WHAT IS NEEDED —
Restate the records that follow word for word; no pictures should appear.

Saved entries:
>> begin

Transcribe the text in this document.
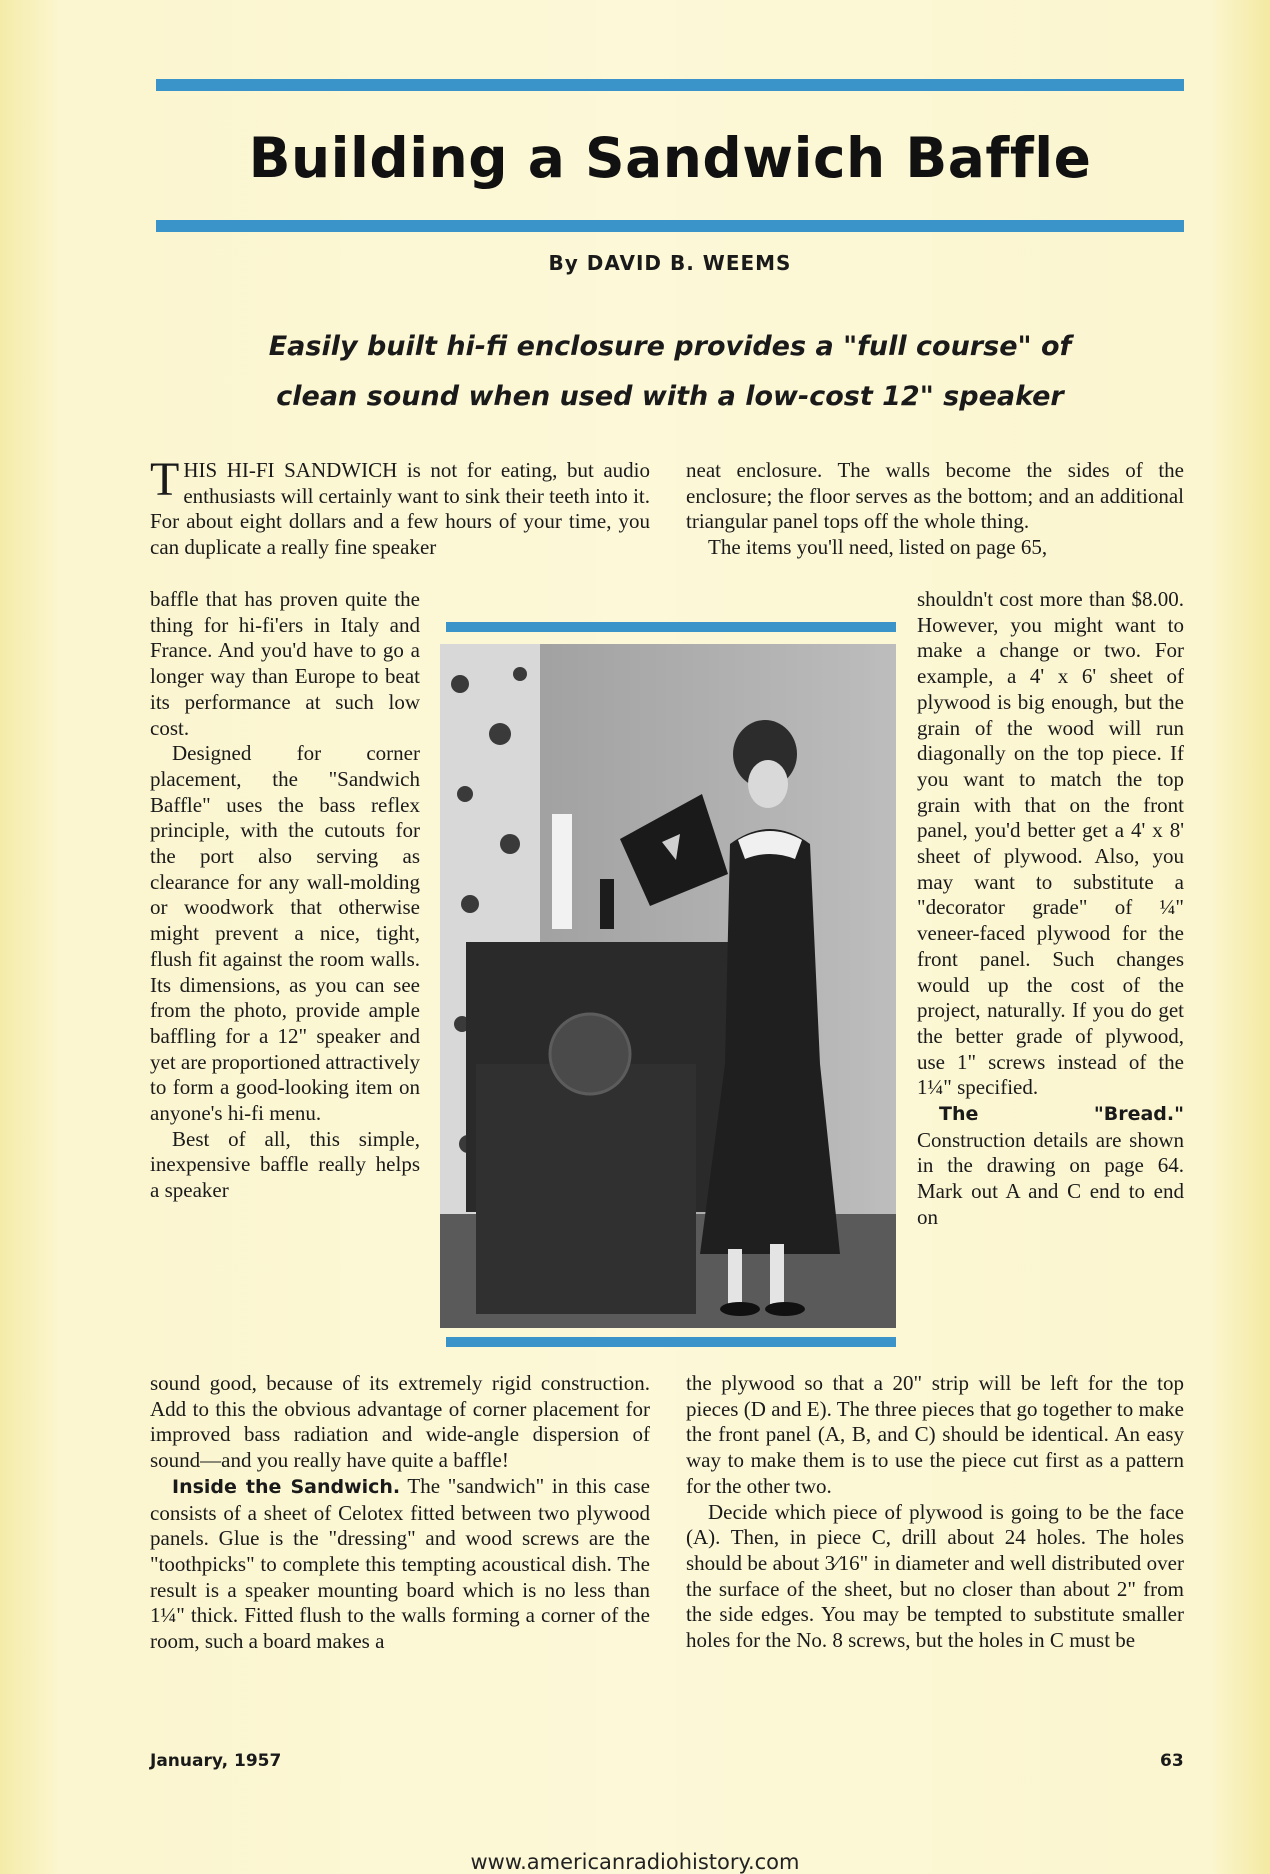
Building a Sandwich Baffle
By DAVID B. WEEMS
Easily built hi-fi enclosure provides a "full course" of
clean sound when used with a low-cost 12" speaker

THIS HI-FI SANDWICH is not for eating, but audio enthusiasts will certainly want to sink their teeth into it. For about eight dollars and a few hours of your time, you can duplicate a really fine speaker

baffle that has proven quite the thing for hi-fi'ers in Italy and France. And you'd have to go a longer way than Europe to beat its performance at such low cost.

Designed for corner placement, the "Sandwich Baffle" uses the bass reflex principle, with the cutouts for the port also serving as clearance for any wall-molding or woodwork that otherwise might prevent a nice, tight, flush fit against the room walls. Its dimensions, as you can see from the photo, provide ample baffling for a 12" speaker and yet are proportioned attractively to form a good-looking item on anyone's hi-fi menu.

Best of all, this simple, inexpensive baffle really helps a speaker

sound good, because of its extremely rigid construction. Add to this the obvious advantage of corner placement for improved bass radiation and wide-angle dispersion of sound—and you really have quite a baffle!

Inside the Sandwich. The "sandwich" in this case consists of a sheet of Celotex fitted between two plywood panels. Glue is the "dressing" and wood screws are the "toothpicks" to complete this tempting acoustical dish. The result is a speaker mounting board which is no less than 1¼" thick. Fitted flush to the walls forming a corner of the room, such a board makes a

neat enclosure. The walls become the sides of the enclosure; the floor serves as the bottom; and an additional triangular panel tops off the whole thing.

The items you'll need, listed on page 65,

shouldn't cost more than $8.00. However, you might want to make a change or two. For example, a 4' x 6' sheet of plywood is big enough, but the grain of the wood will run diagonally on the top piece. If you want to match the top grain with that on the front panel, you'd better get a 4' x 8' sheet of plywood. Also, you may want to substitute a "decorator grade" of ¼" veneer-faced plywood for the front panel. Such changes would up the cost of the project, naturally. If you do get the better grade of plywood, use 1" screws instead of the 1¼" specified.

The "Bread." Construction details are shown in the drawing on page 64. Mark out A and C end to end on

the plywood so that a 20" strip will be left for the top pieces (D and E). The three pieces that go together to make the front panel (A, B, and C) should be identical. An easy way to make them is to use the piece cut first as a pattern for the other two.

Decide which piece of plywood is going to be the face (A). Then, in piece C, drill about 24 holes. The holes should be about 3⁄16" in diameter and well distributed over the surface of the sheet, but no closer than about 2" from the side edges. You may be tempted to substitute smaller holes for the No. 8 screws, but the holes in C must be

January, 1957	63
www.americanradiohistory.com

>> end

REPLY —
Transcribe the text in this document.
Building a Sandwich Baffle
By DAVID B. WEEMS
Easily built hi-fi enclosure provides a "full course" of
clean sound when used with a low-cost 12" speaker

THIS HI-FI SANDWICH is not for eating, but audio enthusiasts will certainly want to sink their teeth into it. For about eight dollars and a few hours of your time, you can duplicate a really fine speaker

baffle that has proven quite the thing for hi-fi'ers in Italy and France. And you'd have to go a longer way than Europe to beat its performance at such low cost.

Designed for corner placement, the "Sandwich Baffle" uses the bass reflex principle, with the cutouts for the port also serving as clearance for any wall-molding or woodwork that otherwise might prevent a nice, tight, flush fit against the room walls. Its dimensions, as you can see from the photo, provide ample baffling for a 12" speaker and yet are proportioned attractively to form a good-looking item on anyone's hi-fi menu.

Best of all, this simple, inexpensive baffle really helps a speaker

sound good, because of its extremely rigid construction. Add to this the obvious advantage of corner placement for improved bass radiation and wide-angle dispersion of sound—and you really have quite a baffle!

Inside the Sandwich. The "sandwich" in this case consists of a sheet of Celotex fitted between two plywood panels. Glue is the "dressing" and wood screws are the "toothpicks" to complete this tempting acoustical dish. The result is a speaker mounting board which is no less than 1¼" thick. Fitted flush to the walls forming a corner of the room, such a board makes a

neat enclosure. The walls become the sides of the enclosure; the floor serves as the bottom; and an additional triangular panel tops off the whole thing.

The items you'll need, listed on page 65,

shouldn't cost more than $8.00. However, you might want to make a change or two. For example, a 4' x 6' sheet of plywood is big enough, but the grain of the wood will run diagonally on the top piece. If you want to match the top grain with that on the front panel, you'd better get a 4' x 8' sheet of plywood. Also, you may want to substitute a "decorator grade" of ¼" veneer-faced plywood for the front panel. Such changes would up the cost of the project, naturally. If you do get the better grade of plywood, use 1" screws instead of the 1¼" specified.

The "Bread." Construction details are shown in the drawing on page 64. Mark out A and C end to end on

the plywood so that a 20" strip will be left for the top pieces (D and E). The three pieces that go together to make the front panel (A, B, and C) should be identical. An easy way to make them is to use the piece cut first as a pattern for the other two.

Decide which piece of plywood is going to be the face (A). Then, in piece C, drill about 24 holes. The holes should be about 3⁄16" in diameter and well distributed over the surface of the sheet, but no closer than about 2" from the side edges. You may be tempted to substitute smaller holes for the No. 8 screws, but the holes in C must be

January, 1957	63
www.americanradiohistory.com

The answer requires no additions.